◆ DESCRIPTION OF THE TASK:
Determine the number of lines that contain the word "this", then state that number and nothing more.

◆ MATERIAL PROVIDED:
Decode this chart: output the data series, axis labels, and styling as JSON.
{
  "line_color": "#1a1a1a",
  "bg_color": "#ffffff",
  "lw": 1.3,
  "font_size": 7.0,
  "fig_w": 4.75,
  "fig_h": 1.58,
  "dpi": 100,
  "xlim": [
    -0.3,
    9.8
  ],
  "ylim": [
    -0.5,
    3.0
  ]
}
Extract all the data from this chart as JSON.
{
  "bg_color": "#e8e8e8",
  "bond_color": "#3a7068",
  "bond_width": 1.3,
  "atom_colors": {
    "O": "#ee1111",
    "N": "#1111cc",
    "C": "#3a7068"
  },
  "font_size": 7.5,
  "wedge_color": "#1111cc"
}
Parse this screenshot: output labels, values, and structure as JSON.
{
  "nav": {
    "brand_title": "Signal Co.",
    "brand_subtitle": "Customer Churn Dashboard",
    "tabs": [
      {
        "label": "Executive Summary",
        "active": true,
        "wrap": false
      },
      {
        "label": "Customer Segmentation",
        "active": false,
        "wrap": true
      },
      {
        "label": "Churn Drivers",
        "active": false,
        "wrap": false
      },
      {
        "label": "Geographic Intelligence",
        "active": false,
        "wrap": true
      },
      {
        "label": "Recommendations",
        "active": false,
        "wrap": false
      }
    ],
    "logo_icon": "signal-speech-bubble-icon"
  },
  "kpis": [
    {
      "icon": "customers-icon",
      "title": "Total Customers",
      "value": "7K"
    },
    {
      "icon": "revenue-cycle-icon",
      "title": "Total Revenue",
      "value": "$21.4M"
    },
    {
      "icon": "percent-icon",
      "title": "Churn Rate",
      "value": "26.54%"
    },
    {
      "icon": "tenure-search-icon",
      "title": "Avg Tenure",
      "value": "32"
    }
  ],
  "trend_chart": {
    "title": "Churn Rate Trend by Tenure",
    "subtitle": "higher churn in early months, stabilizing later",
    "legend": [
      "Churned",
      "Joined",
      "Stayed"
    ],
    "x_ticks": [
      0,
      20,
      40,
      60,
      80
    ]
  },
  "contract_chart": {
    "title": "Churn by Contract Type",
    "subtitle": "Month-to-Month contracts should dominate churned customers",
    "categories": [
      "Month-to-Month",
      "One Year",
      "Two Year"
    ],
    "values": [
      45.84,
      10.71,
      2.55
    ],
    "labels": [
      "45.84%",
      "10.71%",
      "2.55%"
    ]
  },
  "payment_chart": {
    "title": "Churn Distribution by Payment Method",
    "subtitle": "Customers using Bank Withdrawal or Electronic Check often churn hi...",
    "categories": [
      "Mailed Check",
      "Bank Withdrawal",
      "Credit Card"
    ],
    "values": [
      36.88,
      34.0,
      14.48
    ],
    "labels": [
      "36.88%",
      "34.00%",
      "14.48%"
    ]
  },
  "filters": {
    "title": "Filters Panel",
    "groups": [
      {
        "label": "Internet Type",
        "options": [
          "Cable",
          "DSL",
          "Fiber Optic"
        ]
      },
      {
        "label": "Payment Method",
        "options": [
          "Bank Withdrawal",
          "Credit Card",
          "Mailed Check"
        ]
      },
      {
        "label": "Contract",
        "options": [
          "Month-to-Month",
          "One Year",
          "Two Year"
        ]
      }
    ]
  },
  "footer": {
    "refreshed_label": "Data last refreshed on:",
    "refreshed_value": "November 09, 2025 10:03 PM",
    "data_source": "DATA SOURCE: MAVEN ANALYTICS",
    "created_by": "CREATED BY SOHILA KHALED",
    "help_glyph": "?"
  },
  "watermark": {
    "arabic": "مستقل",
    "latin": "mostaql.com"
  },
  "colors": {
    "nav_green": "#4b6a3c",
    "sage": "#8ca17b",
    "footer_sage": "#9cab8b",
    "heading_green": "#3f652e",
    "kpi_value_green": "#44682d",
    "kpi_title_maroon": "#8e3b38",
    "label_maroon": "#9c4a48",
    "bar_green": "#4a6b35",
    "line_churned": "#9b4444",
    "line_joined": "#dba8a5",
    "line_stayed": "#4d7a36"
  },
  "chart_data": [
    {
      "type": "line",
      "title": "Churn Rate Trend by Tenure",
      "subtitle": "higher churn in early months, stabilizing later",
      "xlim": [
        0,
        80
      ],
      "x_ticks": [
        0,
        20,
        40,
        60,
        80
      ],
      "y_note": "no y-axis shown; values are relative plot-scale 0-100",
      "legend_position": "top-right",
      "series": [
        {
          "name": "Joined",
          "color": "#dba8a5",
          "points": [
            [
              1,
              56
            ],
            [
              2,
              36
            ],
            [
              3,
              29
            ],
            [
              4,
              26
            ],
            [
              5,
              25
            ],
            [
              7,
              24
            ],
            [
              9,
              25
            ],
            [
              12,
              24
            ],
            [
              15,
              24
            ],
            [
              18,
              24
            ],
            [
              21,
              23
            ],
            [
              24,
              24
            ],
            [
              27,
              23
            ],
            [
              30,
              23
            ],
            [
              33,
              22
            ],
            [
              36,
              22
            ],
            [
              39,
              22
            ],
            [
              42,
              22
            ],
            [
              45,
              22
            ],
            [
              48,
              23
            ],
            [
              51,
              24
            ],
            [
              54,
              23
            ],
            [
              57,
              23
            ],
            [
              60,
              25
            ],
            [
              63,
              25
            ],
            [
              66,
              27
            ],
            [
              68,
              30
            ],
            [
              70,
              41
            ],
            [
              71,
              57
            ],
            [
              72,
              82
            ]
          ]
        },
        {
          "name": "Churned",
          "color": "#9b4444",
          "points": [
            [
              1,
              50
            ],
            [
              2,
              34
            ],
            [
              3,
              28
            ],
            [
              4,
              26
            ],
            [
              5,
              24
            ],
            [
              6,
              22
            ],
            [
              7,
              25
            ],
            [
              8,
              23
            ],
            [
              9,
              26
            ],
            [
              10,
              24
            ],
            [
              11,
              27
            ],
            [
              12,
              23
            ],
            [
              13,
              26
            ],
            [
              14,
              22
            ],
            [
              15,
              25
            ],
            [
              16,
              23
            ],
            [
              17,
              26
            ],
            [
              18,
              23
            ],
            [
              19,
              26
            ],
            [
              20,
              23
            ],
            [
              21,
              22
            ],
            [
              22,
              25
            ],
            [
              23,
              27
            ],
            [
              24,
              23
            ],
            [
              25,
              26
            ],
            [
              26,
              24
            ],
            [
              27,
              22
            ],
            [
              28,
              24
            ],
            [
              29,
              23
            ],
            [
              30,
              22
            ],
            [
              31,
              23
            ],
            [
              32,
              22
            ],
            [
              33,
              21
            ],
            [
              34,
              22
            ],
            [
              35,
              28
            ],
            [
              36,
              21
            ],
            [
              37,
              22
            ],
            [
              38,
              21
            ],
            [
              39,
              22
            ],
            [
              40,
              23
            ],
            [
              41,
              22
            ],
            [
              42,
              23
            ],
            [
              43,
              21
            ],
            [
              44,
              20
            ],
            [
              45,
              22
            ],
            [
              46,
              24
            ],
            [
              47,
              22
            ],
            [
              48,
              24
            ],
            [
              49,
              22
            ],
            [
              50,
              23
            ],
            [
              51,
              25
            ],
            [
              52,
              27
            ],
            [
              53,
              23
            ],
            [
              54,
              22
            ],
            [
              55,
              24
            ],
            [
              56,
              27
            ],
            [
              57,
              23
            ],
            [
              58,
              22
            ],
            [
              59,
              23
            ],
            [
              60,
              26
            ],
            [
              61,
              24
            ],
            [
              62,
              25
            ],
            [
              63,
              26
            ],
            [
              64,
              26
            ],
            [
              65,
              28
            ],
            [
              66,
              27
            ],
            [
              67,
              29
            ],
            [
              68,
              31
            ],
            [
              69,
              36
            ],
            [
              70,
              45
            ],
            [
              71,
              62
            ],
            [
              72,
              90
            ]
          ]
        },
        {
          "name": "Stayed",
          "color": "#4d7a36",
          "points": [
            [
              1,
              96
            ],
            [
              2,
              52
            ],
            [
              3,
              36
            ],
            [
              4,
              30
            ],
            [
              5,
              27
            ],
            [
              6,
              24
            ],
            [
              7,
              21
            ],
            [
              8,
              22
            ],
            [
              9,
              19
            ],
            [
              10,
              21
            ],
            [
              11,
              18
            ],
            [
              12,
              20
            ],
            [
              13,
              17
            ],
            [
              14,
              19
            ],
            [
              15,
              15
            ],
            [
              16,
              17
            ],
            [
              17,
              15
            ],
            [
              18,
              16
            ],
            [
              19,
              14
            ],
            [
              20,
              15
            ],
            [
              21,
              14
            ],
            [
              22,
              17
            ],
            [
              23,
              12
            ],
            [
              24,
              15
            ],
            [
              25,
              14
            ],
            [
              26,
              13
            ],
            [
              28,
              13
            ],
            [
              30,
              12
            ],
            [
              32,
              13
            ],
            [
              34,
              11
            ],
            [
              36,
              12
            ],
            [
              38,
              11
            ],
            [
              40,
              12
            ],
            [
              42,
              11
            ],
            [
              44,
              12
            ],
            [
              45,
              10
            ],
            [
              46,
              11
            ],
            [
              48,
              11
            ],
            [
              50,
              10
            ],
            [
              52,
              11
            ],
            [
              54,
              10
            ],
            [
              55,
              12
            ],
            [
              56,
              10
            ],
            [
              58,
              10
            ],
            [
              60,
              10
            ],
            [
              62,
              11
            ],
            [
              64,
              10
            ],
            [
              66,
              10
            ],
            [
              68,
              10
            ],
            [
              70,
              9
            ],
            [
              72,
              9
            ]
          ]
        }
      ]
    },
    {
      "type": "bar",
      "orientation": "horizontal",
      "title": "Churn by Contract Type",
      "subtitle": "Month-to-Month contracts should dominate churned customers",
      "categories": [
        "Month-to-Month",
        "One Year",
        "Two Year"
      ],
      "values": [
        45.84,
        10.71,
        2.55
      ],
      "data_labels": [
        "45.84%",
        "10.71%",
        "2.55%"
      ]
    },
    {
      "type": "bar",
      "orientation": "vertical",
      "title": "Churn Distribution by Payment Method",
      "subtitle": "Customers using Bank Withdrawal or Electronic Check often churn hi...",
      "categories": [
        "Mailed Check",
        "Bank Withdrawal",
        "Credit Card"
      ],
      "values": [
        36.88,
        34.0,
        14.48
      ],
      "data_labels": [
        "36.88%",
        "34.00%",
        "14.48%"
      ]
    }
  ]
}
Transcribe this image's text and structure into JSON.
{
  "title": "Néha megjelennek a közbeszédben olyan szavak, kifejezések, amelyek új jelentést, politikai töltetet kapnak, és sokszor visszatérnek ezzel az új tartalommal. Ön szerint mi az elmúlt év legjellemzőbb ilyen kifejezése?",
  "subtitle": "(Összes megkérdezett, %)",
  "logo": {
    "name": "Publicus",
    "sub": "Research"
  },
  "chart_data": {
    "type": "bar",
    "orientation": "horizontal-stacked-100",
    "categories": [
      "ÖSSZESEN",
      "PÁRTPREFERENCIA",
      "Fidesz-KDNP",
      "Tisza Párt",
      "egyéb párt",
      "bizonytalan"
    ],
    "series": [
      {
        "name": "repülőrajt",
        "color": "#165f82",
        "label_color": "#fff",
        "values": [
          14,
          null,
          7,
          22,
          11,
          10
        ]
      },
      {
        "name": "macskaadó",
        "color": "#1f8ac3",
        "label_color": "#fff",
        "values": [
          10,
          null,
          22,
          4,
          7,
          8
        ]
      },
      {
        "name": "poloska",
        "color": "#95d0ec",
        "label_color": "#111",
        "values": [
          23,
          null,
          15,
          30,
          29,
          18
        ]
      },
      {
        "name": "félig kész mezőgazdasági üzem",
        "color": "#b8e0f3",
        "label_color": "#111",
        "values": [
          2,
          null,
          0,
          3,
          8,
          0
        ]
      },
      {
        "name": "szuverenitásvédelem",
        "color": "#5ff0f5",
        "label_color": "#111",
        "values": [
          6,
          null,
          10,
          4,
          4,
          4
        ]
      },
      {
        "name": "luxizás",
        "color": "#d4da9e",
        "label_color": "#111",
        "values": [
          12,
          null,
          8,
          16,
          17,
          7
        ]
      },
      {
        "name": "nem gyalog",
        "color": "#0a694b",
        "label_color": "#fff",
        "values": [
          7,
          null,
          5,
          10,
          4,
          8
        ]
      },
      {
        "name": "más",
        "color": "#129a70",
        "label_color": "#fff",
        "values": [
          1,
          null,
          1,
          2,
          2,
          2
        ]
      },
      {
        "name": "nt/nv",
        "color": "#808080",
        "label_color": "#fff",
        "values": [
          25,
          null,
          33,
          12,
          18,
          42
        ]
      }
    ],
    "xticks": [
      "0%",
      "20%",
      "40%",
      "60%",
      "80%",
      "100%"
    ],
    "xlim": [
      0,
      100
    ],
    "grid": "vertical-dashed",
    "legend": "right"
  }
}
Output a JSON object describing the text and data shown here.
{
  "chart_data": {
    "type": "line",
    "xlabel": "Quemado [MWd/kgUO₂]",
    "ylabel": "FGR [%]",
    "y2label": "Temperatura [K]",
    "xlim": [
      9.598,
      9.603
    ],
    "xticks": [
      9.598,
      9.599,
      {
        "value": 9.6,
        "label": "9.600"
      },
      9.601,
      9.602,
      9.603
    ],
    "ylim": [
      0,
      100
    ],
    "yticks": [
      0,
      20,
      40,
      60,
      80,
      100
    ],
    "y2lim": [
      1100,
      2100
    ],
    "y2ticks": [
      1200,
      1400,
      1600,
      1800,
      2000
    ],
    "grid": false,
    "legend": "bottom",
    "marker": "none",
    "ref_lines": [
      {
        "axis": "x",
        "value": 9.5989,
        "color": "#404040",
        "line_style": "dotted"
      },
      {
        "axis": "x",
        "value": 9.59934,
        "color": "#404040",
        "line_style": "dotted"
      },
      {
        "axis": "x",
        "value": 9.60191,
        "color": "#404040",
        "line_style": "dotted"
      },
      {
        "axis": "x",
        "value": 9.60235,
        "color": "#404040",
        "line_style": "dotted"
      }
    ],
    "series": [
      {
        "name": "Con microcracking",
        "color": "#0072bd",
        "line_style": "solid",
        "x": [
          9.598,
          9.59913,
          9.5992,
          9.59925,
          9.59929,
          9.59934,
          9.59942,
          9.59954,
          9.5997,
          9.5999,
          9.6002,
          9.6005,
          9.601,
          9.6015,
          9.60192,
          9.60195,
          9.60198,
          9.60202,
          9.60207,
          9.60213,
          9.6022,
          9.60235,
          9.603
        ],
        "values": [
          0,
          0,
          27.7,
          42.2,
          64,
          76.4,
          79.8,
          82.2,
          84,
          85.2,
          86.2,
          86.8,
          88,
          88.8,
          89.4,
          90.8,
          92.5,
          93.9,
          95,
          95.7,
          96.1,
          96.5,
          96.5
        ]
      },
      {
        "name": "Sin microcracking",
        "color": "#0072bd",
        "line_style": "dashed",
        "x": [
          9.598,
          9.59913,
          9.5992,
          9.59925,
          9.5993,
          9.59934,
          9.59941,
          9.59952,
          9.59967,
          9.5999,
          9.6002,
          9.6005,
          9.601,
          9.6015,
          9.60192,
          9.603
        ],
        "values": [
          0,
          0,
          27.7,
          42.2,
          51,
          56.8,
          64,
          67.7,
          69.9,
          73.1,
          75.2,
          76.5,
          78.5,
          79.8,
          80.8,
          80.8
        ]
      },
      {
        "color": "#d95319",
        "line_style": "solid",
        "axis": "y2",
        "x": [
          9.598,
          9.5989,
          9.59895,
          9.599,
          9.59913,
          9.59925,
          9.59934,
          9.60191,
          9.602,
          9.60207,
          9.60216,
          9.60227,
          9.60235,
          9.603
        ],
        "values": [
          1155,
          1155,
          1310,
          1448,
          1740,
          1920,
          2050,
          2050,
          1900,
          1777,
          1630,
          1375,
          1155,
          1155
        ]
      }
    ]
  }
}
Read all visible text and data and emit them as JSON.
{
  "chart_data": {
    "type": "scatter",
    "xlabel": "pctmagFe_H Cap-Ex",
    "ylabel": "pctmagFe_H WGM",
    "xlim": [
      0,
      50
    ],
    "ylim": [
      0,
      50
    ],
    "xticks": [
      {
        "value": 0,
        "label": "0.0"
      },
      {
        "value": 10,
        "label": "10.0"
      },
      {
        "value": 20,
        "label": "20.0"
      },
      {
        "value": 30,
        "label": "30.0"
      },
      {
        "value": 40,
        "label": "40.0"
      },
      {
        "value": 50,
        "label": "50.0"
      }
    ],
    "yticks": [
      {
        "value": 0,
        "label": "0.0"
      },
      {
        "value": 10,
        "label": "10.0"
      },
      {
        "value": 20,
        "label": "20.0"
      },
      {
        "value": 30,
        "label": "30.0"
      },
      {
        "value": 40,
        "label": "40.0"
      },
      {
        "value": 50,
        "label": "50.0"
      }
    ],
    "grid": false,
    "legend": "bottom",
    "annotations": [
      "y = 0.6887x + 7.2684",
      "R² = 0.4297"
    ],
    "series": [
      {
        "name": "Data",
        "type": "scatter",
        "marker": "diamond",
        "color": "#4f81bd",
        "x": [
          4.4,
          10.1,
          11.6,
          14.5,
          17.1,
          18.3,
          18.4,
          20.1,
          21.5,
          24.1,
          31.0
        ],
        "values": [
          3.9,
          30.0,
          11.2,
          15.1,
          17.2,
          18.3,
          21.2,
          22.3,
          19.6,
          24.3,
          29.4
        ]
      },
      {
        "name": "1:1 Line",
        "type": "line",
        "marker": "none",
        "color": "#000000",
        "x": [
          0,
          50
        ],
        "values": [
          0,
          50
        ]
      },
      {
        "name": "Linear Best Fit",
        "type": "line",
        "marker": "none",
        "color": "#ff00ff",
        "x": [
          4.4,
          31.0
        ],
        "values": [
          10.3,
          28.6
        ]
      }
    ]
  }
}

◆ TASK OUTPUT:
4